* Data listing
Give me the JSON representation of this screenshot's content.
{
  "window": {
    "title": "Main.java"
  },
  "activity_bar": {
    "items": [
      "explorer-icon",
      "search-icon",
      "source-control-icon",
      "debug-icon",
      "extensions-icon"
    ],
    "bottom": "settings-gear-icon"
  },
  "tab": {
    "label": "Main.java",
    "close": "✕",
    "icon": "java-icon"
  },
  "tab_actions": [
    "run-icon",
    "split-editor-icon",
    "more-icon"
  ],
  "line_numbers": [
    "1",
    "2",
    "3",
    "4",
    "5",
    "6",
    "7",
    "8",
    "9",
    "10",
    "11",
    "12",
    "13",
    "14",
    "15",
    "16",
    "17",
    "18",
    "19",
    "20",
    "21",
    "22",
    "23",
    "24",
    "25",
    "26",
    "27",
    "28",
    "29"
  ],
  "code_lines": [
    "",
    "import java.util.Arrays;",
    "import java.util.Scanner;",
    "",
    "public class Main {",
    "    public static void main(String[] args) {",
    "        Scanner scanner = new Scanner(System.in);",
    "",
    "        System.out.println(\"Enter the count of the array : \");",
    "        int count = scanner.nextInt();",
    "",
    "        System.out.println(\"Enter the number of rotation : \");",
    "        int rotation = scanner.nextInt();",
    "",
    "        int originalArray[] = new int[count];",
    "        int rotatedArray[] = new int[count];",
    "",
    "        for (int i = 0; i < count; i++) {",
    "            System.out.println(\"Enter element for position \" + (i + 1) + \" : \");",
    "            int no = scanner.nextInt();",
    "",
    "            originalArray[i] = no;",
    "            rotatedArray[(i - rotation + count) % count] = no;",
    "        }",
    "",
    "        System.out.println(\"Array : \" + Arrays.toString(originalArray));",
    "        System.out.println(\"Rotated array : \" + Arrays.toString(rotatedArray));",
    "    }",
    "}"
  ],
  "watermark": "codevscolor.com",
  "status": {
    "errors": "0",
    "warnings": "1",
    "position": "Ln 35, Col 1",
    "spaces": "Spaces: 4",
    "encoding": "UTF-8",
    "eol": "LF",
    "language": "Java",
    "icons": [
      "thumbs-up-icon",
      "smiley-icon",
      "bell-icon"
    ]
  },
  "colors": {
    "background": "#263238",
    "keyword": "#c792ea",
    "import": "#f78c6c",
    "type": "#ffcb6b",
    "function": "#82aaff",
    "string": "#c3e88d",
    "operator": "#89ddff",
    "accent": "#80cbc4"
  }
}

* Request
Find each line that has the word "Arrays", then copy it out.

* Exercise response
    "import java.util.Arrays;",
    "        System.out.println(\"Array : \" + Arrays.toString(originalArray));",
    "        System.out.println(\"Rotated array : \" + Arrays.toString(rotatedArray));",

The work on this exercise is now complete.